-------- SUPPLIED MATERIAL --------

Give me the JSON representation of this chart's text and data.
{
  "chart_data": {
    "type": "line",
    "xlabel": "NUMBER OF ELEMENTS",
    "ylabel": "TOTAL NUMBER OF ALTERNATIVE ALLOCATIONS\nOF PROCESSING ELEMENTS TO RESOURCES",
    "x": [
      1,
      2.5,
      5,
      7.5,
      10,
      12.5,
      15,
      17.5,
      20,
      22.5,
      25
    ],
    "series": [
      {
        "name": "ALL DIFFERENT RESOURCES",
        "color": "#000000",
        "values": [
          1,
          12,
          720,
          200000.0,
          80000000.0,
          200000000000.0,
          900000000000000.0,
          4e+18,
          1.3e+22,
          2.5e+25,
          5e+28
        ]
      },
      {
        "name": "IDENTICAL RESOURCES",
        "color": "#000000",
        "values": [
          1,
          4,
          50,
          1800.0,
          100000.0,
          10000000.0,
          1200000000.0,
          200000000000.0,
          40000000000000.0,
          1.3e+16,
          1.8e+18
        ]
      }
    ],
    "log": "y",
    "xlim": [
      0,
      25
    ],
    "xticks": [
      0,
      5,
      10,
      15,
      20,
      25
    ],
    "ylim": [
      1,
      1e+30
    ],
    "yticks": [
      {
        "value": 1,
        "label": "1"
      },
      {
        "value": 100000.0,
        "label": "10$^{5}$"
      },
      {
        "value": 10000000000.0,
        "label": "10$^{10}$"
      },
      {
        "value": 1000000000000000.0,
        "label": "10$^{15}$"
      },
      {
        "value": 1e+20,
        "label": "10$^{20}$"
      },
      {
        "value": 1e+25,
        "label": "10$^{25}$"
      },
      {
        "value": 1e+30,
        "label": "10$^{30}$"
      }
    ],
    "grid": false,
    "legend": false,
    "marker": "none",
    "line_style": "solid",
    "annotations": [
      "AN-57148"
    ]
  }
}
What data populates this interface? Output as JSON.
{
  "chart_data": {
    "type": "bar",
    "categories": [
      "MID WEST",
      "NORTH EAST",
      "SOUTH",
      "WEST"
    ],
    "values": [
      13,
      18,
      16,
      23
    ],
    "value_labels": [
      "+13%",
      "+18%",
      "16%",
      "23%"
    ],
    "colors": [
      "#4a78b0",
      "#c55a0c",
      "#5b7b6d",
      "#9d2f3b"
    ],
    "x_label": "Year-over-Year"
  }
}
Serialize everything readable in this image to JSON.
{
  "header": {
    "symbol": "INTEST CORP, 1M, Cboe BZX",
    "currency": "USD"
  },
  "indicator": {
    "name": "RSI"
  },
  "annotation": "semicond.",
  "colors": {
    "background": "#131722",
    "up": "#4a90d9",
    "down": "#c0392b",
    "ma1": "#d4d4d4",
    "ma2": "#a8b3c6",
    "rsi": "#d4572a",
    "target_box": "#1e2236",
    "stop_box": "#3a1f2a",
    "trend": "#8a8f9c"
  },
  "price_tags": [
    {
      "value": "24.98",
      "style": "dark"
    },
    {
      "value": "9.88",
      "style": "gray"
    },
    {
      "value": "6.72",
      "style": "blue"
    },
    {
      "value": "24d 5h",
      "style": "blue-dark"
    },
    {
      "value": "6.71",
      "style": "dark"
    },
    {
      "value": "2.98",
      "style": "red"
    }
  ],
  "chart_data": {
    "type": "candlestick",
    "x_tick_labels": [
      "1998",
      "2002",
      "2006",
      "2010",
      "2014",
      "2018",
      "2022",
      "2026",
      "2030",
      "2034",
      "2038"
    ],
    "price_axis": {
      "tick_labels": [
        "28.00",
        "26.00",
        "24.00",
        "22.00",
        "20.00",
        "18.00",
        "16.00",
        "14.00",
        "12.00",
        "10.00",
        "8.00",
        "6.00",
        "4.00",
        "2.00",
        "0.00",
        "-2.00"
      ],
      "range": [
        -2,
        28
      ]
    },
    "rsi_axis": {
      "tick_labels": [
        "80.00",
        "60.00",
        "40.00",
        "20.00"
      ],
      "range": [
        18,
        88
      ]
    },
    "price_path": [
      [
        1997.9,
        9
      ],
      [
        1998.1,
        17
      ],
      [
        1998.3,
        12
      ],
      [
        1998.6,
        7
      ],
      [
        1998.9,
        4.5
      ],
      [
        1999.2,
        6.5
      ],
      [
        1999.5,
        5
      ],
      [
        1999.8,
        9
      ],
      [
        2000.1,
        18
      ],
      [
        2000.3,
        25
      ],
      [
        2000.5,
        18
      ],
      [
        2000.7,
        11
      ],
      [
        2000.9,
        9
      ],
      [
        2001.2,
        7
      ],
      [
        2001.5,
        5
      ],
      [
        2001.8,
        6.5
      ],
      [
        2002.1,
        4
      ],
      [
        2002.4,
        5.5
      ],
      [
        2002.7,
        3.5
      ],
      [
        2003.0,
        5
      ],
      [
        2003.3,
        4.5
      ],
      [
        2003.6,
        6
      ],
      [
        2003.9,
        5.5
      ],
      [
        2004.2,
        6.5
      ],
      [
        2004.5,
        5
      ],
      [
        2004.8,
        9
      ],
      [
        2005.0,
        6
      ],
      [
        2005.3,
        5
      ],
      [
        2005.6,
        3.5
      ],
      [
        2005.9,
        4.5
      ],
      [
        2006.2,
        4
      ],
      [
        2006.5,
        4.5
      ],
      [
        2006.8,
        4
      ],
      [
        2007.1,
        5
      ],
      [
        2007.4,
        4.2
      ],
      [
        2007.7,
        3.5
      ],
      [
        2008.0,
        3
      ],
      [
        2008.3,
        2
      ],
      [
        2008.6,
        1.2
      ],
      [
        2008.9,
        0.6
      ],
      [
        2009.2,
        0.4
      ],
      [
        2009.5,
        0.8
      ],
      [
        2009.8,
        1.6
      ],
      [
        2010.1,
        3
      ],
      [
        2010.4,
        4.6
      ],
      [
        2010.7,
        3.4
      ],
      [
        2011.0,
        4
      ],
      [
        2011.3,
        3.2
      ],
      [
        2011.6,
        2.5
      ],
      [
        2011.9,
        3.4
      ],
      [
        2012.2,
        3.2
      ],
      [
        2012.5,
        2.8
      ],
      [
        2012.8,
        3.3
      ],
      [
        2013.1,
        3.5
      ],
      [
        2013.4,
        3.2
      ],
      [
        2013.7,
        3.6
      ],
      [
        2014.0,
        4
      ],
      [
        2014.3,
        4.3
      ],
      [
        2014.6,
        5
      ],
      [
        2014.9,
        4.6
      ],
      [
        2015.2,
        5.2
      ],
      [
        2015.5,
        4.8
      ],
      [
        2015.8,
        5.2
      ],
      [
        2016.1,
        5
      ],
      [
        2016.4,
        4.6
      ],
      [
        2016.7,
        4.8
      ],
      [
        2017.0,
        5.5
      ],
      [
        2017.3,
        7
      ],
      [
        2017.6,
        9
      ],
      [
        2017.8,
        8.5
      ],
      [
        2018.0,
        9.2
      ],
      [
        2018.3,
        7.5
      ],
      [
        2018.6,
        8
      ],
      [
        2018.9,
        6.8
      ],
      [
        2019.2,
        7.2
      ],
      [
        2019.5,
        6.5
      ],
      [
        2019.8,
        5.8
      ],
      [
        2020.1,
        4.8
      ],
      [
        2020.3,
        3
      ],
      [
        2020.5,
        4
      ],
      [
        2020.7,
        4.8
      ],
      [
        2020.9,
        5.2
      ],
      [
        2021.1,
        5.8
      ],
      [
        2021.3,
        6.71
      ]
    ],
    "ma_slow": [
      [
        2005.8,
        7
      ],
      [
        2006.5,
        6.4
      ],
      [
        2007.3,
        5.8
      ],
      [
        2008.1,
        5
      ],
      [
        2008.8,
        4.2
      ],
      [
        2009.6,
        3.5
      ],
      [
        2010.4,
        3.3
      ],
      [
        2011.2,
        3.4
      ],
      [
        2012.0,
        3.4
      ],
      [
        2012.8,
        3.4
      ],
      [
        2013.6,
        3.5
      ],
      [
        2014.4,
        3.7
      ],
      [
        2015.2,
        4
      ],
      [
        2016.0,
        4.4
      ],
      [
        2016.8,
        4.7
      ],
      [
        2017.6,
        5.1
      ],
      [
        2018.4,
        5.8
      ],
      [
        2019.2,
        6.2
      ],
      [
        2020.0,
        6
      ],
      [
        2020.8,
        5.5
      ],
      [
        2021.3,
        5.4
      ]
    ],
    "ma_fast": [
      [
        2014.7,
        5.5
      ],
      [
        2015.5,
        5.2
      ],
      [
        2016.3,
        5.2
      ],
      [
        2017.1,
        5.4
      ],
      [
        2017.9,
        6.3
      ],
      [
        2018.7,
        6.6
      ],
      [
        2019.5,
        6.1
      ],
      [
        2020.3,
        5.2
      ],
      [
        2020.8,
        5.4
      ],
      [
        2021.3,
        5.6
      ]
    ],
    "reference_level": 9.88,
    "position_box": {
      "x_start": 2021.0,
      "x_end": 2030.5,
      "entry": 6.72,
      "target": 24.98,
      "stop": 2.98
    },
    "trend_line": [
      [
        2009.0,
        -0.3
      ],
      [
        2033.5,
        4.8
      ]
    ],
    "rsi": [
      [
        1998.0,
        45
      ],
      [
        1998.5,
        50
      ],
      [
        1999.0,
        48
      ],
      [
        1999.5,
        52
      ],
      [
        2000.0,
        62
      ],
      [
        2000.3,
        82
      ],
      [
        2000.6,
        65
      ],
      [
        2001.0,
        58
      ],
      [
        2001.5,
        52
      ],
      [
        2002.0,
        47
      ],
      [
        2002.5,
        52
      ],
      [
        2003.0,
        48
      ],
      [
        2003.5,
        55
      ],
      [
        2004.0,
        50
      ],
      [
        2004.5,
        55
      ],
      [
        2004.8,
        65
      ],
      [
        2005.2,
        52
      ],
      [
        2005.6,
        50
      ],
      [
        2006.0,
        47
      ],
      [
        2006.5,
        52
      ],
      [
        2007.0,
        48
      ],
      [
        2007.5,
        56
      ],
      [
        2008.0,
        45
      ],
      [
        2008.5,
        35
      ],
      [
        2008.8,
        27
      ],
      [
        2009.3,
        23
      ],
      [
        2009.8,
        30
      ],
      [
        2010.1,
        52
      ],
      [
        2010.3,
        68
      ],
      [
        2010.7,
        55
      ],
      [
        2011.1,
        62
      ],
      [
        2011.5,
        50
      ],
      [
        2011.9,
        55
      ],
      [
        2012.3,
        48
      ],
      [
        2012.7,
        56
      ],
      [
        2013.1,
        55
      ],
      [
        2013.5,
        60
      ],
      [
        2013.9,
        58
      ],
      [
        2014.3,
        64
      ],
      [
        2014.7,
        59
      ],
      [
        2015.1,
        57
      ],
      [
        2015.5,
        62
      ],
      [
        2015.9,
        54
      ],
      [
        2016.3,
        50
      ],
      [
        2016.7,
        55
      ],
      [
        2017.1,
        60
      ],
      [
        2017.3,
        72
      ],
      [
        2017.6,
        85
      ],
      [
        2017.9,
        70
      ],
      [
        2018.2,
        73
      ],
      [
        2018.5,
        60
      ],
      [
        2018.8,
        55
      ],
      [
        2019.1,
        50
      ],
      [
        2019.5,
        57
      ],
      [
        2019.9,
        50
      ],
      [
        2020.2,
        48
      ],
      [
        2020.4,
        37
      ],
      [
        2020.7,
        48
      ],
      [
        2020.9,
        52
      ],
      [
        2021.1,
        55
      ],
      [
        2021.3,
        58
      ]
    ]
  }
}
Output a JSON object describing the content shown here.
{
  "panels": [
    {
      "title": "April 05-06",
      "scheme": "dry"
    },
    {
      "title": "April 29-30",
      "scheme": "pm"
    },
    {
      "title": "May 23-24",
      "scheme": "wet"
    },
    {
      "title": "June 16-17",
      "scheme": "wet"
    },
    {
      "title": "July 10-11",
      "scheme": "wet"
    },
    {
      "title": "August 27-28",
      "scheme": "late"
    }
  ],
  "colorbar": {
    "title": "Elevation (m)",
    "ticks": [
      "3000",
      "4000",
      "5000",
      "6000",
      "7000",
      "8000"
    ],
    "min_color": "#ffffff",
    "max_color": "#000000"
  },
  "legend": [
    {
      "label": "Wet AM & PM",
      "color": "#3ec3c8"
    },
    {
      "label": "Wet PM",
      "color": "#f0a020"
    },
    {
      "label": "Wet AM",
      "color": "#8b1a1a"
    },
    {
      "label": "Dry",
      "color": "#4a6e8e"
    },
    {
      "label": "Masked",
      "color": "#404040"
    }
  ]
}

--------

Copy out each line in the preceding records that contains "RESOURCES".

    "ylabel": "TOTAL NUMBER OF ALTERNATIVE ALLOCATIONS\nOF PROCESSING ELEMENTS TO RESOURCES",
        "name": "ALL DIFFERENT RESOURCES",
        "name": "IDENTICAL RESOURCES",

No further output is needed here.